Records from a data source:
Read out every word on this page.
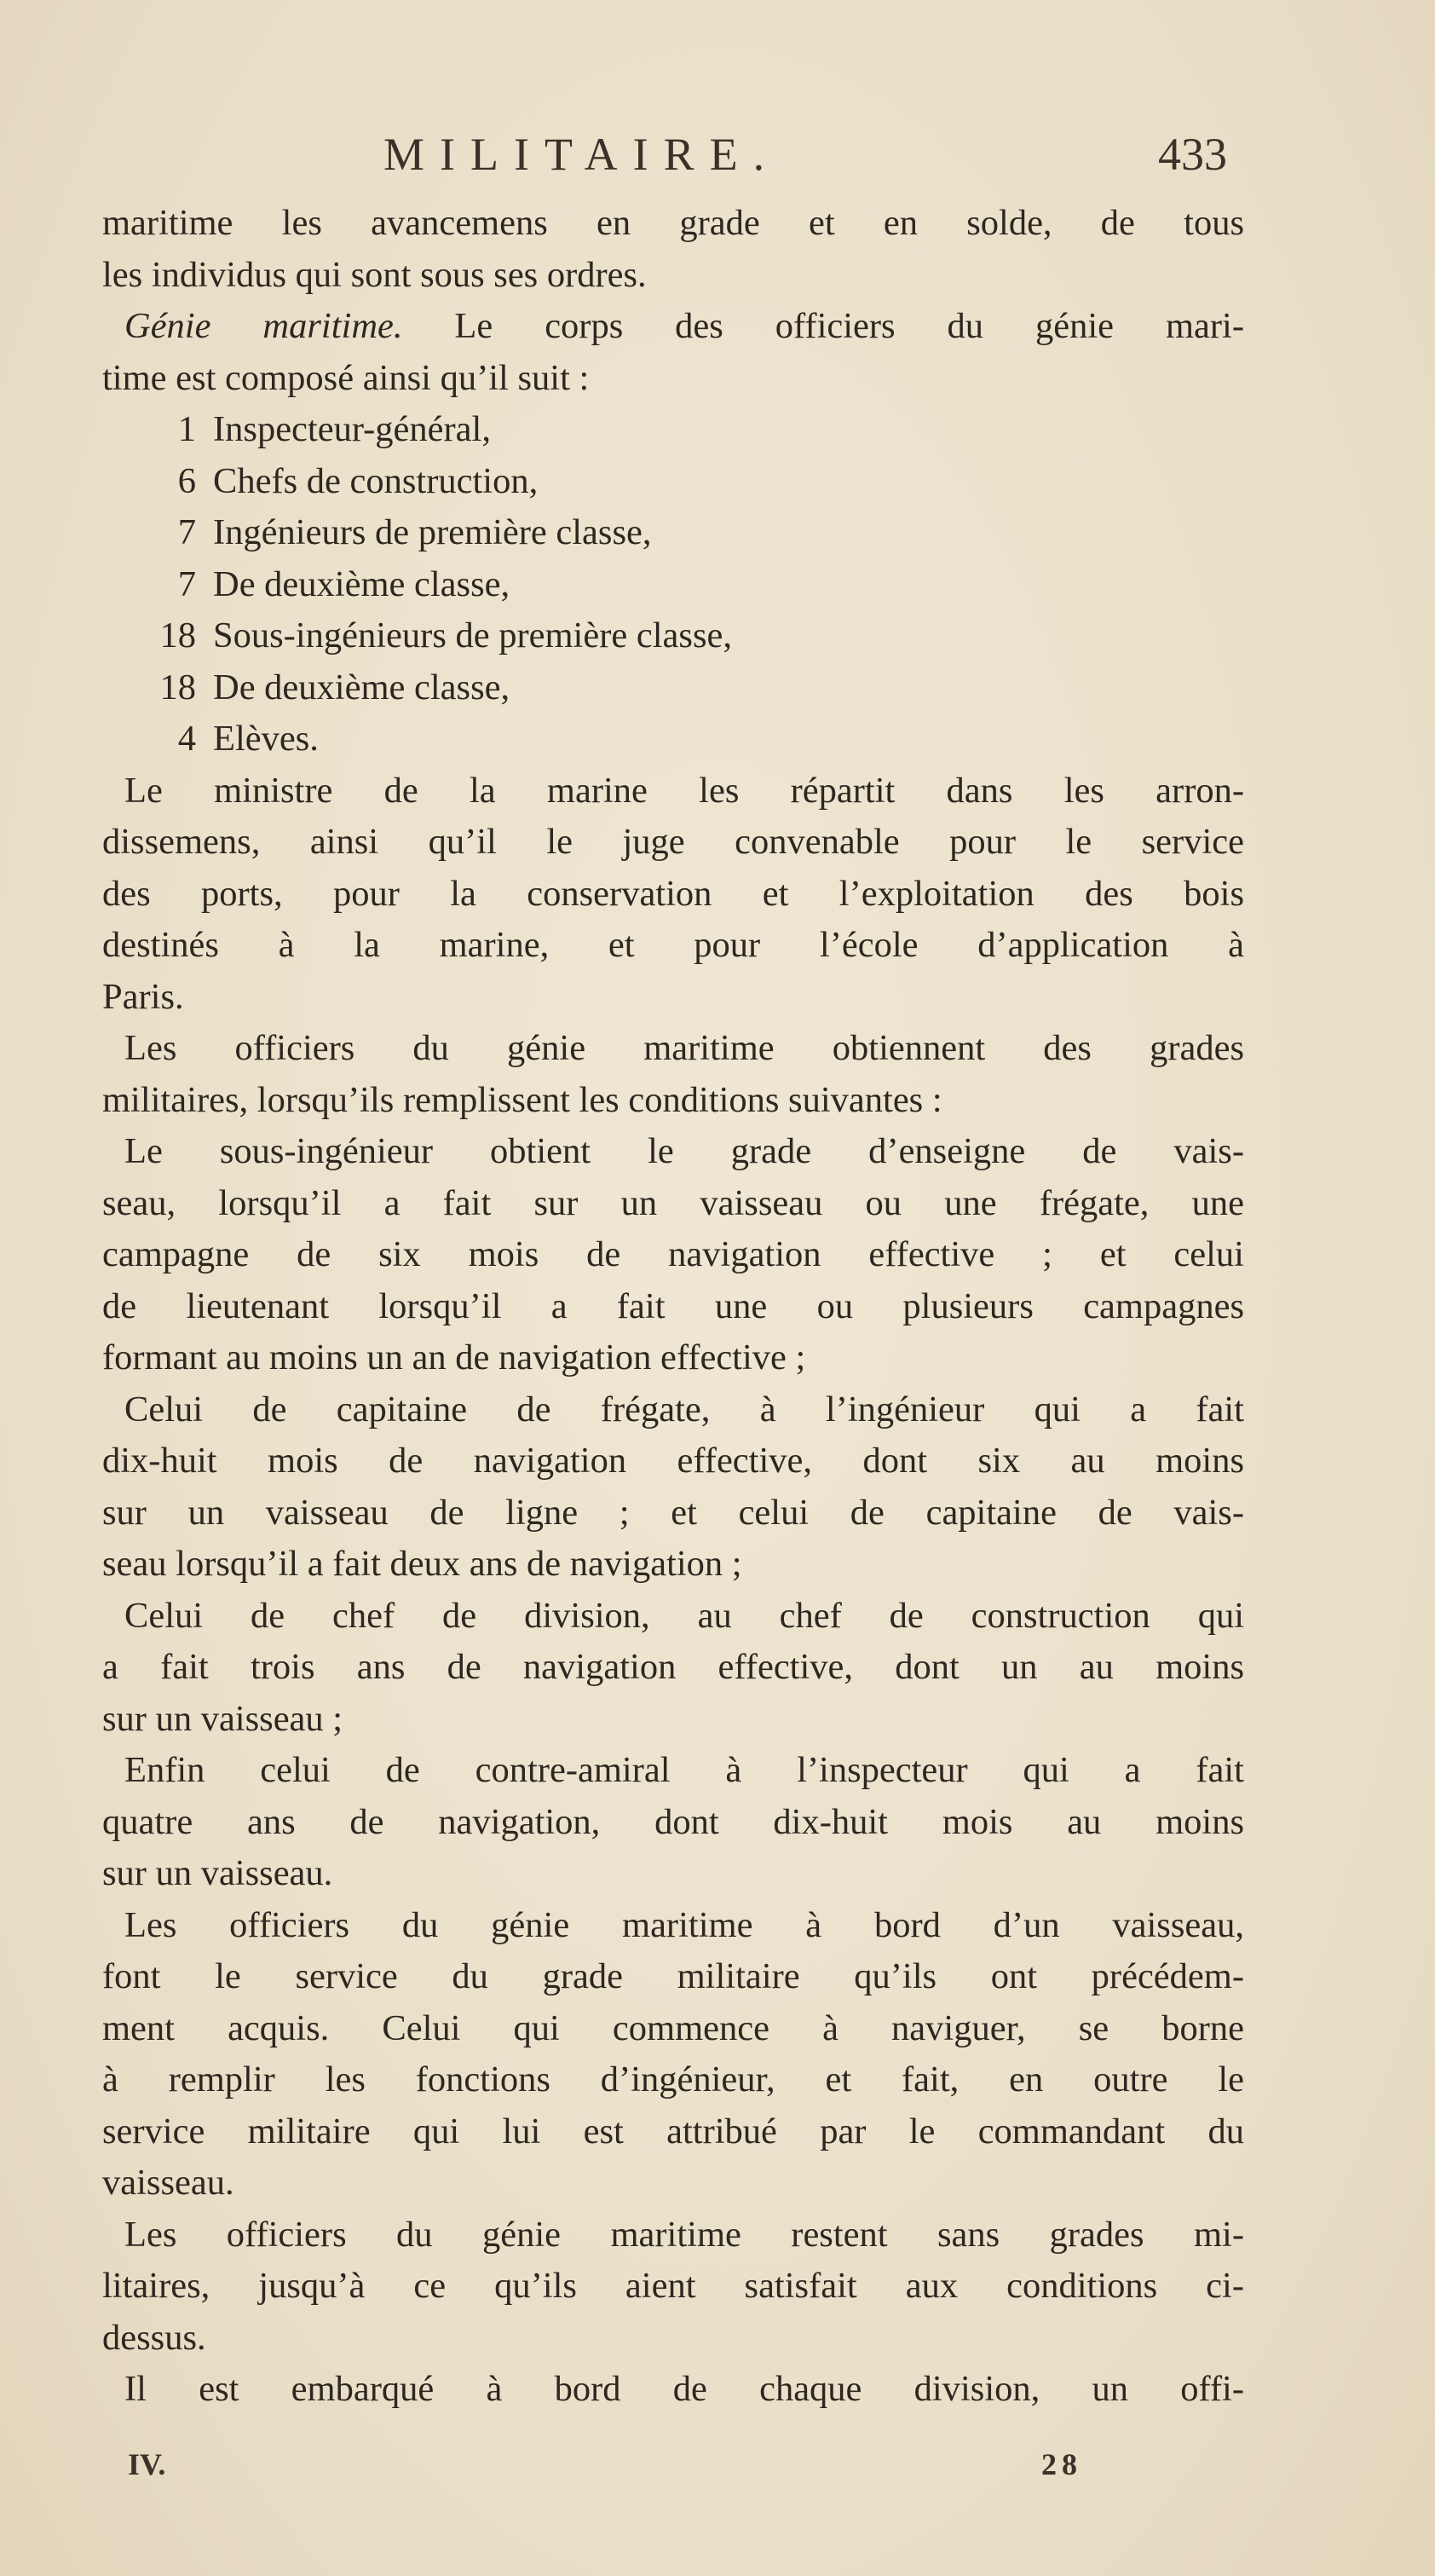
MILITAIRE.	433

maritime les avancemens en grade et en solde, de tous
les individus qui sont sous ses ordres.

Génie maritime. Le corps des officiers du génie mari-
time est composé ainsi qu’il suit :

1 Inspecteur-général,
6 Chefs de construction,
7 Ingénieurs de première classe,
7 De deuxième classe,
18 Sous-ingénieurs de première classe,
18 De deuxième classe,
4 Elèves.

Le ministre de la marine les répartit dans les arron-
dissemens, ainsi qu’il le juge convenable pour le service
des ports, pour la conservation et l’exploitation des bois
destinés à la marine, et pour l’école d’application à
Paris.

Les officiers du génie maritime obtiennent des grades
militaires, lorsqu’ils remplissent les conditions suivantes :

Le sous-ingénieur obtient le grade d’enseigne de vais-
seau, lorsqu’il a fait sur un vaisseau ou une frégate, une
campagne de six mois de navigation effective ; et celui
de lieutenant lorsqu’il a fait une ou plusieurs campagnes
formant au moins un an de navigation effective ;

Celui de capitaine de frégate, à l’ingénieur qui a fait
dix-huit mois de navigation effective, dont six au moins
sur un vaisseau de ligne ; et celui de capitaine de vais-
seau lorsqu’il a fait deux ans de navigation ;

Celui de chef de division, au chef de construction qui
a fait trois ans de navigation effective, dont un au moins
sur un vaisseau ;

Enfin celui de contre-amiral à l’inspecteur qui a fait
quatre ans de navigation, dont dix-huit mois au moins
sur un vaisseau.

Les officiers du génie maritime à bord d’un vaisseau,
font le service du grade militaire qu’ils ont précédem-
ment acquis. Celui qui commence à naviguer, se borne
à remplir les fonctions d’ingénieur, et fait, en outre le
service militaire qui lui est attribué par le commandant du
vaisseau.

Les officiers du génie maritime restent sans grades mi-
litaires, jusqu’à ce qu’ils aient satisfait aux conditions ci-
dessus.

Il est embarqué à bord de chaque division, un offi-

IV.	28
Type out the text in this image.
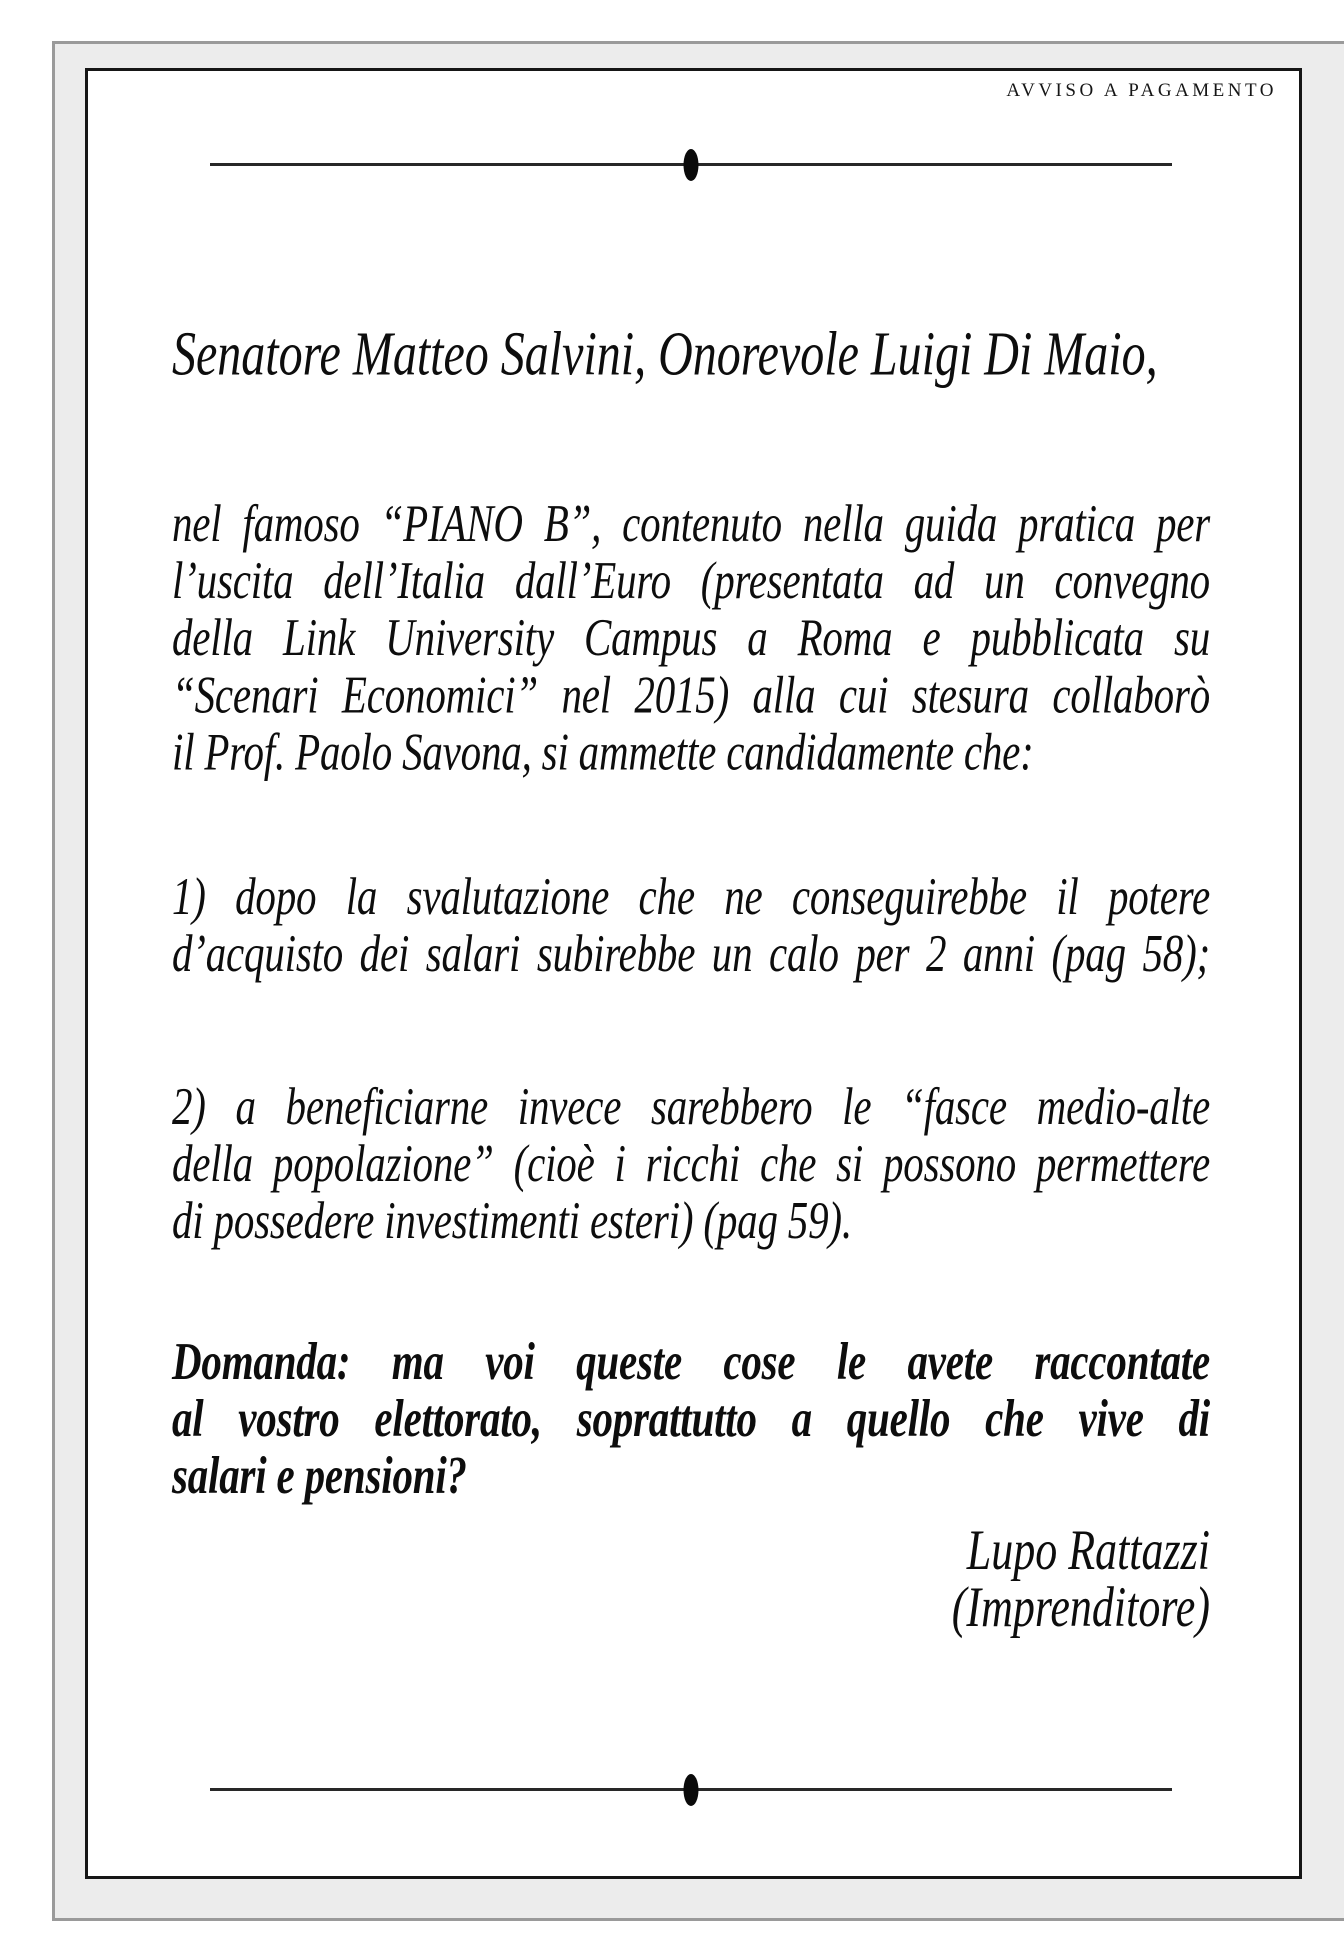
AVVISO A PAGAMENTO
Senatore Matteo Salvini, Onorevole Luigi Di Maio,
nel famoso “PIANO B”, contenuto nella guida pratica per
l’uscita dell’Italia dall’Euro (presentata ad un convegno
della Link University Campus a Roma e pubblicata su
“Scenari Economici” nel 2015) alla cui stesura collaborò
il Prof. Paolo Savona, si ammette candidamente che:
1) dopo la svalutazione che ne conseguirebbe il potere
d’acquisto dei salari subirebbe un calo per 2 anni (pag 58);
2) a beneficiarne invece sarebbero le “fasce medio-alte
della popolazione” (cioè i ricchi che si possono permettere
di possedere investimenti esteri) (pag 59).
Domanda: ma voi queste cose le avete raccontate
al vostro elettorato, soprattutto a quello che vive di
salari e pensioni?
Lupo Rattazzi
(Imprenditore)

(Stated problem)
Without the pictures, print the records in full, exactly as they appear.

(Result below)
Read out every word on this page.
MILITAIRE.	433

maritime les avancemens en grade et en solde, de tous
les individus qui sont sous ses ordres.

Génie maritime. Le corps des officiers du génie mari-
time est composé ainsi qu’il suit :

1 Inspecteur-général,
6 Chefs de construction,
7 Ingénieurs de première classe,
7 De deuxième classe,
18 Sous-ingénieurs de première classe,
18 De deuxième classe,
4 Elèves.

Le ministre de la marine les répartit dans les arron-
dissemens, ainsi qu’il le juge convenable pour le service
des ports, pour la conservation et l’exploitation des bois
destinés à la marine, et pour l’école d’application à
Paris.

Les officiers du génie maritime obtiennent des grades
militaires, lorsqu’ils remplissent les conditions suivantes :

Le sous-ingénieur obtient le grade d’enseigne de vais-
seau, lorsqu’il a fait sur un vaisseau ou une frégate, une
campagne de six mois de navigation effective ; et celui
de lieutenant lorsqu’il a fait une ou plusieurs campagnes
formant au moins un an de navigation effective ;

Celui de capitaine de frégate, à l’ingénieur qui a fait
dix-huit mois de navigation effective, dont six au moins
sur un vaisseau de ligne ; et celui de capitaine de vais-
seau lorsqu’il a fait deux ans de navigation ;

Celui de chef de division, au chef de construction qui
a fait trois ans de navigation effective, dont un au moins
sur un vaisseau ;

Enfin celui de contre-amiral à l’inspecteur qui a fait
quatre ans de navigation, dont dix-huit mois au moins
sur un vaisseau.

Les officiers du génie maritime à bord d’un vaisseau,
font le service du grade militaire qu’ils ont précédem-
ment acquis. Celui qui commence à naviguer, se borne
à remplir les fonctions d’ingénieur, et fait, en outre le
service militaire qui lui est attribué par le commandant du
vaisseau.

Les officiers du génie maritime restent sans grades mi-
litaires, jusqu’à ce qu’ils aient satisfait aux conditions ci-
dessus.

Il est embarqué à bord de chaque division, un offi-

IV.	28
Type out the text in this image.
AVVISO A PAGAMENTO
Senatore Matteo Salvini, Onorevole Luigi Di Maio,
nel famoso “PIANO B”, contenuto nella guida pratica per
l’uscita dell’Italia dall’Euro (presentata ad un convegno
della Link University Campus a Roma e pubblicata su
“Scenari Economici” nel 2015) alla cui stesura collaborò
il Prof. Paolo Savona, si ammette candidamente che:
1) dopo la svalutazione che ne conseguirebbe il potere
d’acquisto dei salari subirebbe un calo per 2 anni (pag 58);
2) a beneficiarne invece sarebbero le “fasce medio-alte
della popolazione” (cioè i ricchi che si possono permettere
di possedere investimenti esteri) (pag 59).
Domanda: ma voi queste cose le avete raccontate
al vostro elettorato, soprattutto a quello che vive di
salari e pensioni?
Lupo Rattazzi
(Imprenditore)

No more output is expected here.